(Lines of data)
┏━━

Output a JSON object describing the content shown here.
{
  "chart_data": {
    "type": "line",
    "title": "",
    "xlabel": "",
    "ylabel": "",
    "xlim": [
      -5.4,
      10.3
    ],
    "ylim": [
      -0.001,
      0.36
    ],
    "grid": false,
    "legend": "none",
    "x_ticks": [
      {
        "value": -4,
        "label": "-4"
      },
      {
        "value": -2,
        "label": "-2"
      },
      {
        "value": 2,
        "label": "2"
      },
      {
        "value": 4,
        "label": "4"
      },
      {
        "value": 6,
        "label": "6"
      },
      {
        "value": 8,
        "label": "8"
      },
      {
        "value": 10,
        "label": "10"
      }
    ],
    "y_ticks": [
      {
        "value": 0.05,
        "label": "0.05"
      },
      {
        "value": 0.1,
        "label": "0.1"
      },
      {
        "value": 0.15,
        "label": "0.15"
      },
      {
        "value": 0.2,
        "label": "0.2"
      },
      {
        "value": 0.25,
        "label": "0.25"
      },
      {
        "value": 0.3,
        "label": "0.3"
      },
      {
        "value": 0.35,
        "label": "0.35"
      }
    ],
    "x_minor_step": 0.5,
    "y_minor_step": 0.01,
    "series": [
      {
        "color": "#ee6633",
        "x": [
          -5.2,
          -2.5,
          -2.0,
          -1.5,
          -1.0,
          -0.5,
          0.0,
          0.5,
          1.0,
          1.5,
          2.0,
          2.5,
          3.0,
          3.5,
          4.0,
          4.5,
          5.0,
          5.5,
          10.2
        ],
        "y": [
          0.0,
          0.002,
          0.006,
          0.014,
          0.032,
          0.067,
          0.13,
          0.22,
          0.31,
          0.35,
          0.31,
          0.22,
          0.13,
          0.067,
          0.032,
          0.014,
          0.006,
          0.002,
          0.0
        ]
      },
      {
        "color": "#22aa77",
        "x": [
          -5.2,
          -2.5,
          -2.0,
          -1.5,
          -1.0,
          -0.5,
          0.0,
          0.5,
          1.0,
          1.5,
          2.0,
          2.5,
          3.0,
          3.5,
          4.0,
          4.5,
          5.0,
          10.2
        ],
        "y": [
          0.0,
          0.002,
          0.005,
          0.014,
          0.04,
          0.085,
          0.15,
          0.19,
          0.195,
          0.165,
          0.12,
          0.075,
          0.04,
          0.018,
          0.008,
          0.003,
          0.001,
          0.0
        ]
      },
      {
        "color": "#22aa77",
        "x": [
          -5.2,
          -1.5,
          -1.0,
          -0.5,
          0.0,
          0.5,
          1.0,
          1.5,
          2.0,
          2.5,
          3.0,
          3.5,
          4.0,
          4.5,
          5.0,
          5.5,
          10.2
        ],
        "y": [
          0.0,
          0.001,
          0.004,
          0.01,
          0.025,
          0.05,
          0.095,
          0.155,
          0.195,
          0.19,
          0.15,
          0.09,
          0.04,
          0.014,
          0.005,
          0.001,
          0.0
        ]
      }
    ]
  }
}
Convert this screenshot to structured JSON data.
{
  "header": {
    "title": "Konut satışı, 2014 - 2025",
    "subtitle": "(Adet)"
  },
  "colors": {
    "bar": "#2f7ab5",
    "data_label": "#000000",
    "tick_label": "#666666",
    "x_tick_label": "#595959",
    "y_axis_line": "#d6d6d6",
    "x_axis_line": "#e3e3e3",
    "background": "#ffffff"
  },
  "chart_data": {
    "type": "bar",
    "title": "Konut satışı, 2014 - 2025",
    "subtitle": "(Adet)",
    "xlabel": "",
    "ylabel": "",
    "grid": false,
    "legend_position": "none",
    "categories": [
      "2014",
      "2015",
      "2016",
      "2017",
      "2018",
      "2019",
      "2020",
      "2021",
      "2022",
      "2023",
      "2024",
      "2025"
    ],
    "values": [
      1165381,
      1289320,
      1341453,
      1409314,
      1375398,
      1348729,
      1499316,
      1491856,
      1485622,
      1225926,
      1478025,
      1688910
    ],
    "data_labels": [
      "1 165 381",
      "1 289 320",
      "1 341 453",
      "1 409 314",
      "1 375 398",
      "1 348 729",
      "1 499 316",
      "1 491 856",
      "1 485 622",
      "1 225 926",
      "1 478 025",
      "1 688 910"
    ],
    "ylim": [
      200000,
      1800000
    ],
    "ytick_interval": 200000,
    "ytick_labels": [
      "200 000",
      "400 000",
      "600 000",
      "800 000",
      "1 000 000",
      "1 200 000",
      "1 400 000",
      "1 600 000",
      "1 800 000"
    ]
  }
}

┗━━

PROMPT: Transcribe the data above in full, exactly.

FINAL RESULT:
Output a JSON object describing the content shown here.
{
  "chart_data": {
    "type": "line",
    "title": "",
    "xlabel": "",
    "ylabel": "",
    "xlim": [
      -5.4,
      10.3
    ],
    "ylim": [
      -0.001,
      0.36
    ],
    "grid": false,
    "legend": "none",
    "x_ticks": [
      {
        "value": -4,
        "label": "-4"
      },
      {
        "value": -2,
        "label": "-2"
      },
      {
        "value": 2,
        "label": "2"
      },
      {
        "value": 4,
        "label": "4"
      },
      {
        "value": 6,
        "label": "6"
      },
      {
        "value": 8,
        "label": "8"
      },
      {
        "value": 10,
        "label": "10"
      }
    ],
    "y_ticks": [
      {
        "value": 0.05,
        "label": "0.05"
      },
      {
        "value": 0.1,
        "label": "0.1"
      },
      {
        "value": 0.15,
        "label": "0.15"
      },
      {
        "value": 0.2,
        "label": "0.2"
      },
      {
        "value": 0.25,
        "label": "0.25"
      },
      {
        "value": 0.3,
        "label": "0.3"
      },
      {
        "value": 0.35,
        "label": "0.35"
      }
    ],
    "x_minor_step": 0.5,
    "y_minor_step": 0.01,
    "series": [
      {
        "color": "#ee6633",
        "x": [
          -5.2,
          -2.5,
          -2.0,
          -1.5,
          -1.0,
          -0.5,
          0.0,
          0.5,
          1.0,
          1.5,
          2.0,
          2.5,
          3.0,
          3.5,
          4.0,
          4.5,
          5.0,
          5.5,
          10.2
        ],
        "y": [
          0.0,
          0.002,
          0.006,
          0.014,
          0.032,
          0.067,
          0.13,
          0.22,
          0.31,
          0.35,
          0.31,
          0.22,
          0.13,
          0.067,
          0.032,
          0.014,
          0.006,
          0.002,
          0.0
        ]
      },
      {
        "color": "#22aa77",
        "x": [
          -5.2,
          -2.5,
          -2.0,
          -1.5,
          -1.0,
          -0.5,
          0.0,
          0.5,
          1.0,
          1.5,
          2.0,
          2.5,
          3.0,
          3.5,
          4.0,
          4.5,
          5.0,
          10.2
        ],
        "y": [
          0.0,
          0.002,
          0.005,
          0.014,
          0.04,
          0.085,
          0.15,
          0.19,
          0.195,
          0.165,
          0.12,
          0.075,
          0.04,
          0.018,
          0.008,
          0.003,
          0.001,
          0.0
        ]
      },
      {
        "color": "#22aa77",
        "x": [
          -5.2,
          -1.5,
          -1.0,
          -0.5,
          0.0,
          0.5,
          1.0,
          1.5,
          2.0,
          2.5,
          3.0,
          3.5,
          4.0,
          4.5,
          5.0,
          5.5,
          10.2
        ],
        "y": [
          0.0,
          0.001,
          0.004,
          0.01,
          0.025,
          0.05,
          0.095,
          0.155,
          0.195,
          0.19,
          0.15,
          0.09,
          0.04,
          0.014,
          0.005,
          0.001,
          0.0
        ]
      }
    ]
  }
}
Convert this screenshot to structured JSON data.
{
  "header": {
    "title": "Konut satışı, 2014 - 2025",
    "subtitle": "(Adet)"
  },
  "colors": {
    "bar": "#2f7ab5",
    "data_label": "#000000",
    "tick_label": "#666666",
    "x_tick_label": "#595959",
    "y_axis_line": "#d6d6d6",
    "x_axis_line": "#e3e3e3",
    "background": "#ffffff"
  },
  "chart_data": {
    "type": "bar",
    "title": "Konut satışı, 2014 - 2025",
    "subtitle": "(Adet)",
    "xlabel": "",
    "ylabel": "",
    "grid": false,
    "legend_position": "none",
    "categories": [
      "2014",
      "2015",
      "2016",
      "2017",
      "2018",
      "2019",
      "2020",
      "2021",
      "2022",
      "2023",
      "2024",
      "2025"
    ],
    "values": [
      1165381,
      1289320,
      1341453,
      1409314,
      1375398,
      1348729,
      1499316,
      1491856,
      1485622,
      1225926,
      1478025,
      1688910
    ],
    "data_labels": [
      "1 165 381",
      "1 289 320",
      "1 341 453",
      "1 409 314",
      "1 375 398",
      "1 348 729",
      "1 499 316",
      "1 491 856",
      "1 485 622",
      "1 225 926",
      "1 478 025",
      "1 688 910"
    ],
    "ylim": [
      200000,
      1800000
    ],
    "ytick_interval": 200000,
    "ytick_labels": [
      "200 000",
      "400 000",
      "600 000",
      "800 000",
      "1 000 000",
      "1 200 000",
      "1 400 000",
      "1 600 000",
      "1 800 000"
    ]
  }
}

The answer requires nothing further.